EXTRACTED INFORMATION →
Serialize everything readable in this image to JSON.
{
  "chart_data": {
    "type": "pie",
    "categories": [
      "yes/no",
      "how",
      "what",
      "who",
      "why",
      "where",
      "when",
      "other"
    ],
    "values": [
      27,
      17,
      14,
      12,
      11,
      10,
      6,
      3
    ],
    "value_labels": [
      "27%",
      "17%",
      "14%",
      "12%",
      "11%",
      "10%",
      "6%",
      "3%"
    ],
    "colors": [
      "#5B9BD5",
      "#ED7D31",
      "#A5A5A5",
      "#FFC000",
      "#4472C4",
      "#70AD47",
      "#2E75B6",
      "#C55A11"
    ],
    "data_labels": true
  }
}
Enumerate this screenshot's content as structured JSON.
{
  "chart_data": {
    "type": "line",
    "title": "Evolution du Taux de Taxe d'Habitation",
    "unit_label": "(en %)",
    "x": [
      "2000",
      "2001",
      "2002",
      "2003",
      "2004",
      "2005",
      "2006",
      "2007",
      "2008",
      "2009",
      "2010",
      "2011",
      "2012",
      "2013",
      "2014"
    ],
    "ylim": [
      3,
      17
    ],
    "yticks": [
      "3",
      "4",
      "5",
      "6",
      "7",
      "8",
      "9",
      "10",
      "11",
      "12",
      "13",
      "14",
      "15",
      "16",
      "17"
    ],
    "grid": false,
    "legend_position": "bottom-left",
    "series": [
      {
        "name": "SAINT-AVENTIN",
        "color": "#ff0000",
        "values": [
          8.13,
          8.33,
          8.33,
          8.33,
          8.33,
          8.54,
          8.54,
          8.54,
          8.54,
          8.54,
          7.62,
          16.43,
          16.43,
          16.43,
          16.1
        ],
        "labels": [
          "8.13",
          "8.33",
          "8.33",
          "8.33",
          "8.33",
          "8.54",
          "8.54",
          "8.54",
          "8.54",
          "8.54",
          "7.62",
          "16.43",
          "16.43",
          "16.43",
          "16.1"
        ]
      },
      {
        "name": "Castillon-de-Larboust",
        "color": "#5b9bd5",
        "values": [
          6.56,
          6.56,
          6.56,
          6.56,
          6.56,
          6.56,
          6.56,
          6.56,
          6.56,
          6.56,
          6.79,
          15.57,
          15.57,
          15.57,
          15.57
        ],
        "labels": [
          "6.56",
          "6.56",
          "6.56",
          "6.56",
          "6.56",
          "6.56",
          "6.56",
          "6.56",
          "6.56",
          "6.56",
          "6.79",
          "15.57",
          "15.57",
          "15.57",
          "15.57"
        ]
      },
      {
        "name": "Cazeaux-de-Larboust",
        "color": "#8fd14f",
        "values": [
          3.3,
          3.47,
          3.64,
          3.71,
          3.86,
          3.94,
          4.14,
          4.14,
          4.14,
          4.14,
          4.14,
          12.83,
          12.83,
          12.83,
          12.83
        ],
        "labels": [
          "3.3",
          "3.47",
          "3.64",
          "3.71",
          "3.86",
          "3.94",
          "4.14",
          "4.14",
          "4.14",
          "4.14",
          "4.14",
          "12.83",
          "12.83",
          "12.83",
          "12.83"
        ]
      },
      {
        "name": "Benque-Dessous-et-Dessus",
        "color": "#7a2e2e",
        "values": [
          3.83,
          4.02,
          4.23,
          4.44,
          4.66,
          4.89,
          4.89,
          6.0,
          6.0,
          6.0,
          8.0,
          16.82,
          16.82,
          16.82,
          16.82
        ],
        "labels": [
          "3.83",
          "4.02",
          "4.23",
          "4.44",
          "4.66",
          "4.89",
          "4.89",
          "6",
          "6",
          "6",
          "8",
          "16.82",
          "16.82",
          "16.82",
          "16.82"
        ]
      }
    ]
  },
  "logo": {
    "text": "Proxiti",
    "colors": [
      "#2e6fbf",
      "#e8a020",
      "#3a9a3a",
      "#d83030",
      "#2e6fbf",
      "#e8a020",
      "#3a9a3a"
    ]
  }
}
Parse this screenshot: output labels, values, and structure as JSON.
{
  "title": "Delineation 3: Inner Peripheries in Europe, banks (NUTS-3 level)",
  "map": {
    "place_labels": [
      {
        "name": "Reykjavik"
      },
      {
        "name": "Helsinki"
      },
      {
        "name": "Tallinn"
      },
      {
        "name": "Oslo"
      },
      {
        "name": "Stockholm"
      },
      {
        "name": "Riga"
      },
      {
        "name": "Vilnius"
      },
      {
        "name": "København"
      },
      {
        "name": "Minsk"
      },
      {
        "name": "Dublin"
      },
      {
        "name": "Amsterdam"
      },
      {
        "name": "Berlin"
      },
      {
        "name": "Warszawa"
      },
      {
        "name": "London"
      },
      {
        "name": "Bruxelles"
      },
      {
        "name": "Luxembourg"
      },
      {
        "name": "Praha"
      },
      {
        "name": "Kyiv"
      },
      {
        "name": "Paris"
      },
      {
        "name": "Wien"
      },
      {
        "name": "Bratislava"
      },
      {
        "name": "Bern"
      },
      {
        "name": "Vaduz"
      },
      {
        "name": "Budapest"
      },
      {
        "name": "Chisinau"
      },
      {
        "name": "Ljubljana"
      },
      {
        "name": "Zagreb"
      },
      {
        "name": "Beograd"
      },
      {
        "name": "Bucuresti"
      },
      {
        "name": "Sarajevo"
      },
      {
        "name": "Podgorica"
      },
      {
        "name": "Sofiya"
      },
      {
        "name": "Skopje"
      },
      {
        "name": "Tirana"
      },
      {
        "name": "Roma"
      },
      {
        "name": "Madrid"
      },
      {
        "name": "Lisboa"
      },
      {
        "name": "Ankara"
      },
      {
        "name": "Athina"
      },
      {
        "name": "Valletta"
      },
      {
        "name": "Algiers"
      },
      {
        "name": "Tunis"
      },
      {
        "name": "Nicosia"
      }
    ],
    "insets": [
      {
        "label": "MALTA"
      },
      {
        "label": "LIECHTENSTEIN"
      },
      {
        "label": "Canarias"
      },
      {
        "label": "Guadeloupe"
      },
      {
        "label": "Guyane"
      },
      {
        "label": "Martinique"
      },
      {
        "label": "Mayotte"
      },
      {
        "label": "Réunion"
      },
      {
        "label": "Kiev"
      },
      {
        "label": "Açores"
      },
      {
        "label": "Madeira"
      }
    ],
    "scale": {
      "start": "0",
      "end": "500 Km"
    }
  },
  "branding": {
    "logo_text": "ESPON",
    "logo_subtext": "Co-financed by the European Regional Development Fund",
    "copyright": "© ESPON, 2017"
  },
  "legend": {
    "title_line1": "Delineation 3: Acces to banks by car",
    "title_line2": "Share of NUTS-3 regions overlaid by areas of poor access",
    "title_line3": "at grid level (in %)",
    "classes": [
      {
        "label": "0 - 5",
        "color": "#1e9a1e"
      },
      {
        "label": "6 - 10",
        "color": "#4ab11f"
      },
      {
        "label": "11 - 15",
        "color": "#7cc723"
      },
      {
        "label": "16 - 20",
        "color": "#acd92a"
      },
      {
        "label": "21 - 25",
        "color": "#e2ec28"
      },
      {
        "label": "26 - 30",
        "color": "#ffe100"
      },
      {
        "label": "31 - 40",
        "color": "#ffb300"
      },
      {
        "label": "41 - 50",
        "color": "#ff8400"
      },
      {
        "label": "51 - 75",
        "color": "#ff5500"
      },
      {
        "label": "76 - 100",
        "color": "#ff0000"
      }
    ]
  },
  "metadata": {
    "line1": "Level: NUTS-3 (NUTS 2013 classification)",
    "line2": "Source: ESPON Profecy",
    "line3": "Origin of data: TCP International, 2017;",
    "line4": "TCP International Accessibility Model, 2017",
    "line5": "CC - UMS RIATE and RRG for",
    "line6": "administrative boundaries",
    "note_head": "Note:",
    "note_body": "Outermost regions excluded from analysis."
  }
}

GOAL OF THE EXERCISE → Every line holding "this" should be copied out.

WORKED SOLUTION →
Serialize everything readable in this image to JSON.
Enumerate this screenshot's content as structured JSON.
Parse this screenshot: output labels, values, and structure as JSON.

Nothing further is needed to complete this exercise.